Stated problem a
Lay out the rows as a Markdown table with the columns Row number and Row content, from the first row through the row that contains "x-tick-label: NAM bbox=[208, 828, 286, 863]", both included, and leave out any blank lines.

Quoted text

= = = =

That aside, it strikes me that the very core of liberal sentiment turns on the issue of “fairness” or “equality” – if it makes any claim to a “first principle”, surely this is it. With that said, Dr. Charlton’s closing gesture to the “the fairness death of the universe...” actually suggests not so much a conservation principle as a maximization of system entropy. Kristor certainly has a point, however, as the historical outcome of revolutions and coups regularly demonstrates, that the set of privileged individuals is not so much abolished as replaced by another set, thus shifting “fairness” around. The general rule would seem to be that as one group is lifted up, another is brought low. (I am tempted to challenge Boland to attempt a Lagrangian formulation of Kristor’s notion, but will leave that to his discretion…)

Let me briefly take up and run with Dr. Charlton’s gesture toward “fairness death” – which strikes me as at least as interesting as Kristor’s notion – and propose that the core ideologically conceived outcome of liberalism is precisely the maximization of “fairness entropy” in the societal “system”. Viewed in these terms, the liberal single-focus on equality is not to be understood as something intrinsically and self-evidently positive, but rather something profoundly, even ultimately destructive of the system of society. It is, precisely, the undermining and destruction of societal structure and order, which may be taken in a near-direct analogous sense to the thermodynamic meaning of these terms.

Let me illustrate with the following image: Chartres Cathedral as it presently stands, and the same cathedral if the French Revolutionaries had succeeded in their plans to blow it up. Chartres as we know it is a masterpiece of carefully executed structure and order. The same, after the demolition fuse was lit, the smoke cleared and the rubble raked over, would highly fair – no stone lording it over another, all brought to the same level – and highly entropic. It would also be utterly ruined. Let me put the matter more incisively: order assumes hierarchy, and without order no good thing is possible; conversely, the destruction of hierarchy leads to the destruction of order and thus to the destruction of the good itself.

= = = =

Working data
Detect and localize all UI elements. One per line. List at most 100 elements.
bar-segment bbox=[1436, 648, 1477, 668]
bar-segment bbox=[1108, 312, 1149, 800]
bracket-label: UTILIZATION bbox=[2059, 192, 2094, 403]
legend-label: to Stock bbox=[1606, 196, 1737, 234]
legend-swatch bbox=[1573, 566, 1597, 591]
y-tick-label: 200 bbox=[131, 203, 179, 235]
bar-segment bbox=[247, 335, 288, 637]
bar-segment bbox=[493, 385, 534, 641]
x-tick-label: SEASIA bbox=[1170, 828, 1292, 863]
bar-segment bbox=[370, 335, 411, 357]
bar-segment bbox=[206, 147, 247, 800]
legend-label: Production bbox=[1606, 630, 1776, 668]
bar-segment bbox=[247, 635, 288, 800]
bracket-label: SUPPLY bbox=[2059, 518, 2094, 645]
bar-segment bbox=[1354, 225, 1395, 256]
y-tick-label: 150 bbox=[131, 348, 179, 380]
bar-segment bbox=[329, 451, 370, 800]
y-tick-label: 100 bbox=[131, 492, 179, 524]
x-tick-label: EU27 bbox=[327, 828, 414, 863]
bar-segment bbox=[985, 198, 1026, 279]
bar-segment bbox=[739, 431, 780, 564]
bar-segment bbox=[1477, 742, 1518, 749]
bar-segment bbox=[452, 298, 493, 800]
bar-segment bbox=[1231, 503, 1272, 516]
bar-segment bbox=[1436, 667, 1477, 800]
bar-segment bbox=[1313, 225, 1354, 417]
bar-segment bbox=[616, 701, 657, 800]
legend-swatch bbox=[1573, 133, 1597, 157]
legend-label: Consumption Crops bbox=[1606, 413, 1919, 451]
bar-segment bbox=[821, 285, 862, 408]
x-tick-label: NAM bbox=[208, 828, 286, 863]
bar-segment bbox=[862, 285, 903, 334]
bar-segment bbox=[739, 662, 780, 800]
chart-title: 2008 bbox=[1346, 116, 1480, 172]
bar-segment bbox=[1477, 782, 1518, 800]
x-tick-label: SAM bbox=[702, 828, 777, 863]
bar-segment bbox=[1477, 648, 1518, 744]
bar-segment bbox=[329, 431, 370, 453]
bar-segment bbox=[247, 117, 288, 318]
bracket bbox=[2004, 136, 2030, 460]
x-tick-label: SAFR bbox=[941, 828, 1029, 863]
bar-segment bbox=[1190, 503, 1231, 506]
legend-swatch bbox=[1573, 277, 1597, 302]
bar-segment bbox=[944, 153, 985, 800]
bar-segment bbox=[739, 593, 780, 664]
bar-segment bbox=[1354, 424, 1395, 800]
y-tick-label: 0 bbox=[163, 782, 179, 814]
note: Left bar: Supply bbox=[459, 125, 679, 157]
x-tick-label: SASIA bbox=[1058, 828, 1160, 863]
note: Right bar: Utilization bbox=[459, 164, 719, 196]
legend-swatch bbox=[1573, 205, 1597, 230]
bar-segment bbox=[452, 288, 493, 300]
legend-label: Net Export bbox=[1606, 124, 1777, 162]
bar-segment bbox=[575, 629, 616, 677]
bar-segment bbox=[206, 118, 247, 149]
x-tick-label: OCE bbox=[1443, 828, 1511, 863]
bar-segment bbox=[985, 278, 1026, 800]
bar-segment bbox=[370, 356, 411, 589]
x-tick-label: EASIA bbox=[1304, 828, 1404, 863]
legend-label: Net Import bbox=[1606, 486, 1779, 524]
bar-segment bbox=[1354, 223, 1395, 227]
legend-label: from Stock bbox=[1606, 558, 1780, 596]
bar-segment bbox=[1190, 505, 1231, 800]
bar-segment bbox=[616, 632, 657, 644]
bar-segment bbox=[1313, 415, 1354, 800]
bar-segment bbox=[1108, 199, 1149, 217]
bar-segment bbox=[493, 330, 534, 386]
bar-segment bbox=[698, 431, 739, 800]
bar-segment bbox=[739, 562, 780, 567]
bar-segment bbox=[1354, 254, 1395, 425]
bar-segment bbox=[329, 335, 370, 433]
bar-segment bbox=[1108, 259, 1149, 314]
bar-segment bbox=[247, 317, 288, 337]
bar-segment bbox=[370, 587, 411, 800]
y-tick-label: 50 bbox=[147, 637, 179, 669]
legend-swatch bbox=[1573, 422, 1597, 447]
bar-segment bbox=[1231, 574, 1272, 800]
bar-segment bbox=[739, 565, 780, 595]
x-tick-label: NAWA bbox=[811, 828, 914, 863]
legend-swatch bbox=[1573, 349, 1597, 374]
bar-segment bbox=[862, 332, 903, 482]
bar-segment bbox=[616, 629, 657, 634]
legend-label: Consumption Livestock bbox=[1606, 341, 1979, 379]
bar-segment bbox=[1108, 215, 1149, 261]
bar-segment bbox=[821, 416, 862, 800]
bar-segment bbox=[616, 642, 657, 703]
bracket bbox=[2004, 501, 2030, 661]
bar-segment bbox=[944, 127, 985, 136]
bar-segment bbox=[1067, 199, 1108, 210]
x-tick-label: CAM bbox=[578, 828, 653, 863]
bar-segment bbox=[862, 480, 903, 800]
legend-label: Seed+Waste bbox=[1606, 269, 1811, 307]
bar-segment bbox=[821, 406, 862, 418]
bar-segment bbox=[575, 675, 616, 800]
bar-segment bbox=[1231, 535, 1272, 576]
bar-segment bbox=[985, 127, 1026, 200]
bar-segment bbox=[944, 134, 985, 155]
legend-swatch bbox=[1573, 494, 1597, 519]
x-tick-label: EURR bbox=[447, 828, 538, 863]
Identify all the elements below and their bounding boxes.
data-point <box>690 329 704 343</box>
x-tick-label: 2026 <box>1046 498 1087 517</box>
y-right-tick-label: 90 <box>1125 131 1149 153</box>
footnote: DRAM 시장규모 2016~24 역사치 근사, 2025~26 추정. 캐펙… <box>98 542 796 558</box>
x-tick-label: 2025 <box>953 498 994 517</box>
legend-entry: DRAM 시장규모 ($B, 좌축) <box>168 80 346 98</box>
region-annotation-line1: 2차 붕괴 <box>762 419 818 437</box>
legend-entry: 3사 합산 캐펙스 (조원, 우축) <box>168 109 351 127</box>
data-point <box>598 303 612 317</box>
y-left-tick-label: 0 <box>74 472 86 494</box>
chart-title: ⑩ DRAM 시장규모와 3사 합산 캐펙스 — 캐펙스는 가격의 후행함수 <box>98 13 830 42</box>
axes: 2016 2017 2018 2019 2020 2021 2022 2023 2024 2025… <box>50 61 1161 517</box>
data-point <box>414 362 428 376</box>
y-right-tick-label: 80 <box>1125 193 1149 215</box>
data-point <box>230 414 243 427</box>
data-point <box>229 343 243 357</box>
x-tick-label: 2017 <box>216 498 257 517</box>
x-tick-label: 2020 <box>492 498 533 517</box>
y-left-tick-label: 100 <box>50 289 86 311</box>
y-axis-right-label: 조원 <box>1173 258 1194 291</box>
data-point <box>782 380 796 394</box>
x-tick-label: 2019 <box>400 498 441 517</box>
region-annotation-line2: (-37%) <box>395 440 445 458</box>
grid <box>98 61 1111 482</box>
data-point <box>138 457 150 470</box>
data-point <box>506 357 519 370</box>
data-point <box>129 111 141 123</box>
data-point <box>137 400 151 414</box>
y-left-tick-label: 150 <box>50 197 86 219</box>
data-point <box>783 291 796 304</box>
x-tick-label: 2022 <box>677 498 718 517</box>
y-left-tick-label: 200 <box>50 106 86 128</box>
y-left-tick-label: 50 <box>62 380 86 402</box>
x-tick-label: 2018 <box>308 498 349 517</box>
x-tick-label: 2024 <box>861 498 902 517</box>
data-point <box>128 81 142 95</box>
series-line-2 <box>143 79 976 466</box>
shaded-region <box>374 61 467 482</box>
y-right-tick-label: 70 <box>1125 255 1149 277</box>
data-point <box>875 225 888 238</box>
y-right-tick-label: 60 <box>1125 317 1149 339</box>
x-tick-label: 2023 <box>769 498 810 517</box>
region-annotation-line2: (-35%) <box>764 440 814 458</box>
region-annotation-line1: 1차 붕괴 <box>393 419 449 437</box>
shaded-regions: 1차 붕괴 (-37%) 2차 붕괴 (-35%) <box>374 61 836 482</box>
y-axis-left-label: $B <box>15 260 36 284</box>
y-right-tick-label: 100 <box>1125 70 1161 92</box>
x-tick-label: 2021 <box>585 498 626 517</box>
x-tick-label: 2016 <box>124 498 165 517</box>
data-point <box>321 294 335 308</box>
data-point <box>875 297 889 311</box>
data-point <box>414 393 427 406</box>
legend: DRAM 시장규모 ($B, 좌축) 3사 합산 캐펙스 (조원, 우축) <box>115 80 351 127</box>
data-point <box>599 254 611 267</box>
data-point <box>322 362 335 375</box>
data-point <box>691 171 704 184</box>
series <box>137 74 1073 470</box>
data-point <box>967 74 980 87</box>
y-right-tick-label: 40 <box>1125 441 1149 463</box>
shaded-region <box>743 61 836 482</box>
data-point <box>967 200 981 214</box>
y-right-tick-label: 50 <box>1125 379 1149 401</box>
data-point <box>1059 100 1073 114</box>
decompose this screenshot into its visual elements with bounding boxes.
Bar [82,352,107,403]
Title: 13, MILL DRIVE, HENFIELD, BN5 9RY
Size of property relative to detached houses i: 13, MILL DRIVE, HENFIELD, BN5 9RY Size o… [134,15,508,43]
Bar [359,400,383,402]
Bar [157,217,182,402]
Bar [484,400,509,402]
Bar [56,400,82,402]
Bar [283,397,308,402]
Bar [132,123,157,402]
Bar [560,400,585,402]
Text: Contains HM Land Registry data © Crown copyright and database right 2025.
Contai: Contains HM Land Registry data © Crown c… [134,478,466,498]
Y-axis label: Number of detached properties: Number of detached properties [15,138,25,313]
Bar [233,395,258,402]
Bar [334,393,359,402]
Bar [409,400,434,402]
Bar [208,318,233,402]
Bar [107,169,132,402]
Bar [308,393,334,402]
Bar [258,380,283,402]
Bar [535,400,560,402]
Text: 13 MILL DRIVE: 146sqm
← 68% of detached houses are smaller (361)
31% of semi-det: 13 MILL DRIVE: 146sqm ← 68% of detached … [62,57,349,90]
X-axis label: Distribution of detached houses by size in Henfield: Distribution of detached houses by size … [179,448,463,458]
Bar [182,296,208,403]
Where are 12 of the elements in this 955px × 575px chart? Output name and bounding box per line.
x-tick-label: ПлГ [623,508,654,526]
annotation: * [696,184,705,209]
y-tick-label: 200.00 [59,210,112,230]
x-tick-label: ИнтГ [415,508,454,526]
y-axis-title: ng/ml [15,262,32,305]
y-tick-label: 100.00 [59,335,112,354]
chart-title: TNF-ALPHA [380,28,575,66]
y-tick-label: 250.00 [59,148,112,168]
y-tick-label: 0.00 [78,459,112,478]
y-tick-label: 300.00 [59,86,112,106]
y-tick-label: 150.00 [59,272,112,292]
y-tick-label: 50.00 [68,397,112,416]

= = = =

Stated problem b
Answer these questions about the passage on liberalism and fairness:
(i) Which cathedral does the passage use as its illustration?
(ii) Whom is the writer tempted to challenge to attempt a Lagrangian formulation of Kristor's notion?
(iii) What does order assume, according to the passage?

Written answer a
| Row number | Row content |
|---|---|
| 1 | Detect and localize all UI elements. One per line. List at most 100 elements. |
| 2 | bar-segment bbox=[1436, 648, 1477, 668] |
| 3 | bar-segment bbox=[1108, 312, 1149, 800] |
| 4 | bracket-label: UTILIZATION bbox=[2059, 192, 2094, 403] |
| 5 | legend-label: to Stock bbox=[1606, 196, 1737, 234] |
| 6 | legend-swatch bbox=[1573, 566, 1597, 591] |
| 7 | y-tick-label: 200 bbox=[131, 203, 179, 235] |
| 8 | bar-segment bbox=[247, 335, 288, 637] |
| 9 | bar-segment bbox=[493, 385, 534, 641] |
| 10 | x-tick-label: SEASIA bbox=[1170, 828, 1292, 863] |
| 11 | bar-segment bbox=[370, 335, 411, 357] |
| 12 | bar-segment bbox=[206, 147, 247, 800] |
| 13 | legend-label: Production bbox=[1606, 630, 1776, 668] |
| 14 | bar-segment bbox=[247, 635, 288, 800] |
| 15 | bracket-label: SUPPLY bbox=[2059, 518, 2094, 645] |
| 16 | bar-segment bbox=[1354, 225, 1395, 256] |
| 17 | y-tick-label: 150 bbox=[131, 348, 179, 380] |
| 18 | bar-segment bbox=[329, 451, 370, 800] |
| 19 | y-tick-label: 100 bbox=[131, 492, 179, 524] |
| 20 | x-tick-label: EU27 bbox=[327, 828, 414, 863] |
| 21 | bar-segment bbox=[985, 198, 1026, 279] |
| 22 | bar-segment bbox=[739, 431, 780, 564] |
| 23 | bar-segment bbox=[1477, 742, 1518, 749] |
| 24 | bar-segment bbox=[452, 298, 493, 800] |
| 25 | bar-segment bbox=[1231, 503, 1272, 516] |
| 26 | bar-segment bbox=[1436, 667, 1477, 800] |
| 27 | bar-segment bbox=[1313, 225, 1354, 417] |
| 28 | bar-segment bbox=[616, 701, 657, 800] |
| 29 | legend-swatch bbox=[1573, 133, 1597, 157] |
| 30 | legend-label: Consumption Crops bbox=[1606, 413, 1919, 451] |
| 31 | bar-segment bbox=[821, 285, 862, 408] |
| 32 | x-tick-label: NAM bbox=[208, 828, 286, 863] |

Written answer b
(i) Chartres Cathedral
(ii) Boland
(iii) Hierarchy